DIRECTIONS FOR THIS TASK.
Reproduce the following material exactly, including every line.

BEGIN DATA SHOWN

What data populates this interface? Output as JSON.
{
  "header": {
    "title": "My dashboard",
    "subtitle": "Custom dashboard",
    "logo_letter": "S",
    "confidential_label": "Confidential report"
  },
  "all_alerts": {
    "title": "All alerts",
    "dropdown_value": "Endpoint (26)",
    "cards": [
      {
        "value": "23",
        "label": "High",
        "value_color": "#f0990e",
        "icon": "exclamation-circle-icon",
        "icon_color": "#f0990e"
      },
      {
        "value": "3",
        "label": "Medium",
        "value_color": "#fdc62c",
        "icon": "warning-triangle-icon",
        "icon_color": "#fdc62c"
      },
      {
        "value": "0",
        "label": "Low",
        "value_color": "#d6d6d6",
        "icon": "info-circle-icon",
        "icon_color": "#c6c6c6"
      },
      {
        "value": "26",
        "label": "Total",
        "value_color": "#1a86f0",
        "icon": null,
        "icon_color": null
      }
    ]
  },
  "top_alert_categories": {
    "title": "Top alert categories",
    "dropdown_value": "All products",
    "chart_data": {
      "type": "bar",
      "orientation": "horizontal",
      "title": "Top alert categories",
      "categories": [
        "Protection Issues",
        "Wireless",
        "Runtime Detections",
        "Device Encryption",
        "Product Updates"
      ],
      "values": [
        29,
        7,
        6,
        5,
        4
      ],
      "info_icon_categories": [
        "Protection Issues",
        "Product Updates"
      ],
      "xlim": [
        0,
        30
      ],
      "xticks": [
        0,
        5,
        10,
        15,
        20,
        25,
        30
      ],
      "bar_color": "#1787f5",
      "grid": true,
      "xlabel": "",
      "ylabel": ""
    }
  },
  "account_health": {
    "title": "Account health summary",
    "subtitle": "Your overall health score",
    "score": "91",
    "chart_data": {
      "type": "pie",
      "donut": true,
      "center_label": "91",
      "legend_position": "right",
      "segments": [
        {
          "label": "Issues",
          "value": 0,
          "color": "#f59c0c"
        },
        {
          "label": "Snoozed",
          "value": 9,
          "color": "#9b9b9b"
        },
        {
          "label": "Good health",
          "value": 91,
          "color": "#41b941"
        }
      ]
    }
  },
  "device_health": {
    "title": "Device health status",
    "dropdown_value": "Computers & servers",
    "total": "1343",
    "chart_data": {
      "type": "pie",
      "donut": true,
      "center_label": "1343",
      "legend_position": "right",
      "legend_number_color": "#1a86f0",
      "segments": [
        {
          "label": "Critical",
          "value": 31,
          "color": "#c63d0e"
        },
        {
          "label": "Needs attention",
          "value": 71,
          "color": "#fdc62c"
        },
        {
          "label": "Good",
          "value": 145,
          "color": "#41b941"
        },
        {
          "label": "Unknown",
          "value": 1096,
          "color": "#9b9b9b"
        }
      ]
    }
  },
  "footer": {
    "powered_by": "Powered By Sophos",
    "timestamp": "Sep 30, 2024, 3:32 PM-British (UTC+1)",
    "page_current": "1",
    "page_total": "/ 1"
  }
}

END DATA SHOWN

COMPLETE OUTPUT.
What data populates this interface? Output as JSON.
{
  "header": {
    "title": "My dashboard",
    "subtitle": "Custom dashboard",
    "logo_letter": "S",
    "confidential_label": "Confidential report"
  },
  "all_alerts": {
    "title": "All alerts",
    "dropdown_value": "Endpoint (26)",
    "cards": [
      {
        "value": "23",
        "label": "High",
        "value_color": "#f0990e",
        "icon": "exclamation-circle-icon",
        "icon_color": "#f0990e"
      },
      {
        "value": "3",
        "label": "Medium",
        "value_color": "#fdc62c",
        "icon": "warning-triangle-icon",
        "icon_color": "#fdc62c"
      },
      {
        "value": "0",
        "label": "Low",
        "value_color": "#d6d6d6",
        "icon": "info-circle-icon",
        "icon_color": "#c6c6c6"
      },
      {
        "value": "26",
        "label": "Total",
        "value_color": "#1a86f0",
        "icon": null,
        "icon_color": null
      }
    ]
  },
  "top_alert_categories": {
    "title": "Top alert categories",
    "dropdown_value": "All products",
    "chart_data": {
      "type": "bar",
      "orientation": "horizontal",
      "title": "Top alert categories",
      "categories": [
        "Protection Issues",
        "Wireless",
        "Runtime Detections",
        "Device Encryption",
        "Product Updates"
      ],
      "values": [
        29,
        7,
        6,
        5,
        4
      ],
      "info_icon_categories": [
        "Protection Issues",
        "Product Updates"
      ],
      "xlim": [
        0,
        30
      ],
      "xticks": [
        0,
        5,
        10,
        15,
        20,
        25,
        30
      ],
      "bar_color": "#1787f5",
      "grid": true,
      "xlabel": "",
      "ylabel": ""
    }
  },
  "account_health": {
    "title": "Account health summary",
    "subtitle": "Your overall health score",
    "score": "91",
    "chart_data": {
      "type": "pie",
      "donut": true,
      "center_label": "91",
      "legend_position": "right",
      "segments": [
        {
          "label": "Issues",
          "value": 0,
          "color": "#f59c0c"
        },
        {
          "label": "Snoozed",
          "value": 9,
          "color": "#9b9b9b"
        },
        {
          "label": "Good health",
          "value": 91,
          "color": "#41b941"
        }
      ]
    }
  },
  "device_health": {
    "title": "Device health status",
    "dropdown_value": "Computers & servers",
    "total": "1343",
    "chart_data": {
      "type": "pie",
      "donut": true,
      "center_label": "1343",
      "legend_position": "right",
      "legend_number_color": "#1a86f0",
      "segments": [
        {
          "label": "Critical",
          "value": 31,
          "color": "#c63d0e"
        },
        {
          "label": "Needs attention",
          "value": 71,
          "color": "#fdc62c"
        },
        {
          "label": "Good",
          "value": 145,
          "color": "#41b941"
        },
        {
          "label": "Unknown",
          "value": 1096,
          "color": "#9b9b9b"
        }
      ]
    }
  },
  "footer": {
    "powered_by": "Powered By Sophos",
    "timestamp": "Sep 30, 2024, 3:32 PM-British (UTC+1)",
    "page_current": "1",
    "page_total": "/ 1"
  }
}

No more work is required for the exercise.